### Your instructions
From the entries below, report how many lines contain the string "Touch". Give only that number.

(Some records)
/---
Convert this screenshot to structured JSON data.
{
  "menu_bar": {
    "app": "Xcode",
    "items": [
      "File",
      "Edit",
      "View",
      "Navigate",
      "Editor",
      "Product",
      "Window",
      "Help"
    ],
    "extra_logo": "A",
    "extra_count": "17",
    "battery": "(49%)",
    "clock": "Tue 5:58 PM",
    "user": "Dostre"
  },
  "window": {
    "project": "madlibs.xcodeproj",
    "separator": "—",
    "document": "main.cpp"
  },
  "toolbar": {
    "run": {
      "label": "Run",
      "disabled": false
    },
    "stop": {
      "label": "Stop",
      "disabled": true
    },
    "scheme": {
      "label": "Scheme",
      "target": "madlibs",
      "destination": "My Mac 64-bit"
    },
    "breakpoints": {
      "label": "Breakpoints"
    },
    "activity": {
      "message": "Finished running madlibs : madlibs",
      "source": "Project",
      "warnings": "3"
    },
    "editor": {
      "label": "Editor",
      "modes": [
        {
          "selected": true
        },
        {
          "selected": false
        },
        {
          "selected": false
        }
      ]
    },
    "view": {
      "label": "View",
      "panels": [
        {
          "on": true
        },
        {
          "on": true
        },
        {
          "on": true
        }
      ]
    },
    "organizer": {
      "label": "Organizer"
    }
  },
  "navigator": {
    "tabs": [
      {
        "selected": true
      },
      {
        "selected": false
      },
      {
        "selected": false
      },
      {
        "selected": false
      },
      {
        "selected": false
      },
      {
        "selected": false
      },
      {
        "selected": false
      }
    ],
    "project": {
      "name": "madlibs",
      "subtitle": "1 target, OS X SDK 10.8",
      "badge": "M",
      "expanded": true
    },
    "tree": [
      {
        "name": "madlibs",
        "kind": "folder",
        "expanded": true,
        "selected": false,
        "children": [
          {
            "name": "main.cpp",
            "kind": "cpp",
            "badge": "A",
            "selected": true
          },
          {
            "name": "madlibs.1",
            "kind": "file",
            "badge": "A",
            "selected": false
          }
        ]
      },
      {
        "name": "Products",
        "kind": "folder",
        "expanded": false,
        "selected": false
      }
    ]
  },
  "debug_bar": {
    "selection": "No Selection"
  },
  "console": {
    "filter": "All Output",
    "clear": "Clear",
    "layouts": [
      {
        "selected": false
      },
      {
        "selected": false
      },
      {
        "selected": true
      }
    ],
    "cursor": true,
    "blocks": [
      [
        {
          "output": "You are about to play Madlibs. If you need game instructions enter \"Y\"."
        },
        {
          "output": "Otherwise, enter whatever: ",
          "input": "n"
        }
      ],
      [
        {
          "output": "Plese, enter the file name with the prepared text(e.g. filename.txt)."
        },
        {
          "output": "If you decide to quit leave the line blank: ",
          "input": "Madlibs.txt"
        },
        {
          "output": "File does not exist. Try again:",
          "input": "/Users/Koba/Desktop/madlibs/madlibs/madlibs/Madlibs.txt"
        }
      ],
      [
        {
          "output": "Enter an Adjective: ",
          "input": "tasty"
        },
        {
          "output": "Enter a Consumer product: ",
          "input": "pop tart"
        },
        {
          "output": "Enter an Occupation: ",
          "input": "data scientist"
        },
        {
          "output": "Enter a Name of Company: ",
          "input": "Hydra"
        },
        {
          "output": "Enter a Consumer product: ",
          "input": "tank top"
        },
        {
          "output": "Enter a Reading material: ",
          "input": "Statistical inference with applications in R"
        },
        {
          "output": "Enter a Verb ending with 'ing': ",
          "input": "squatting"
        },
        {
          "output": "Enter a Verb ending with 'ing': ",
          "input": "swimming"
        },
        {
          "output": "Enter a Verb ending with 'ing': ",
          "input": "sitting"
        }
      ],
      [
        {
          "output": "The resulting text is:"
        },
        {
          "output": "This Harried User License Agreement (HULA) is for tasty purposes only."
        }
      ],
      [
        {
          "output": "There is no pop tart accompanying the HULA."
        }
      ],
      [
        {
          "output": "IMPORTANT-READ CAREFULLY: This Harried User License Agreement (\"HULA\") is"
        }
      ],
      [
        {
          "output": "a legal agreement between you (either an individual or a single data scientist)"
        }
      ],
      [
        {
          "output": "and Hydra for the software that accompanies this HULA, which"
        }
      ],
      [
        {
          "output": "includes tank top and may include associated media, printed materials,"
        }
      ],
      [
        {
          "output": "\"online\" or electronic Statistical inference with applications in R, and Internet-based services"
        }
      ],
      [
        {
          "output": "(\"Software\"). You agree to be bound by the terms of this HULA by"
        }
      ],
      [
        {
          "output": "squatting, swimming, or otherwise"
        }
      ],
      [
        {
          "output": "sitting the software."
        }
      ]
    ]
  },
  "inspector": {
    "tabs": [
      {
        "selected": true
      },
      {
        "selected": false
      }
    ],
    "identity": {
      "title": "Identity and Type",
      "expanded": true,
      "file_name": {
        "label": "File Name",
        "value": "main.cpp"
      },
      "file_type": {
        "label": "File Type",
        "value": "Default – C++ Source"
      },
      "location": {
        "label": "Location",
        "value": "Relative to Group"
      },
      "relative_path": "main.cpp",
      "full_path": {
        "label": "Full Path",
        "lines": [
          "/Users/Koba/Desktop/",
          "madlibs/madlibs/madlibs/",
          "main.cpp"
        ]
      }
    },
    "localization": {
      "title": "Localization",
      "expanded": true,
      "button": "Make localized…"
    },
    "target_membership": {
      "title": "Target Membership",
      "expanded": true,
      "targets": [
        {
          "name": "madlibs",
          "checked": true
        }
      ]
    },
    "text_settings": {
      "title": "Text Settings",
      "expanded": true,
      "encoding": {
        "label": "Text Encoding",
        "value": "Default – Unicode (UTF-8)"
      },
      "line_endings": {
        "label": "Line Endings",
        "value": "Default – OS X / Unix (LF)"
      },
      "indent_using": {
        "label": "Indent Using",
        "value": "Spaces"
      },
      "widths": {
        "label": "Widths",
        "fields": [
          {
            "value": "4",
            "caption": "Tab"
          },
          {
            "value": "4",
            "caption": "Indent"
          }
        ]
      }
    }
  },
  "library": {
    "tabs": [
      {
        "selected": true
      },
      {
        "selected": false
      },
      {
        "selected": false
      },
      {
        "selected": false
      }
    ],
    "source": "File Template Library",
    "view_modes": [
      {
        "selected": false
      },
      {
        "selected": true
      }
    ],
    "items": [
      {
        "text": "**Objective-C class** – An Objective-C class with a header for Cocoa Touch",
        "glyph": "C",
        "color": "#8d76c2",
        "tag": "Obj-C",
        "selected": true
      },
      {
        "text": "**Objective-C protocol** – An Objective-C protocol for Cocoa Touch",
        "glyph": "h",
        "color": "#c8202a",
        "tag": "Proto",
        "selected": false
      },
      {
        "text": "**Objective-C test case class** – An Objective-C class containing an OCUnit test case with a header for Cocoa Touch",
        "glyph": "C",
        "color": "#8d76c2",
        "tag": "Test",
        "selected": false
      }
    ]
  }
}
\---
### Answer to this task
3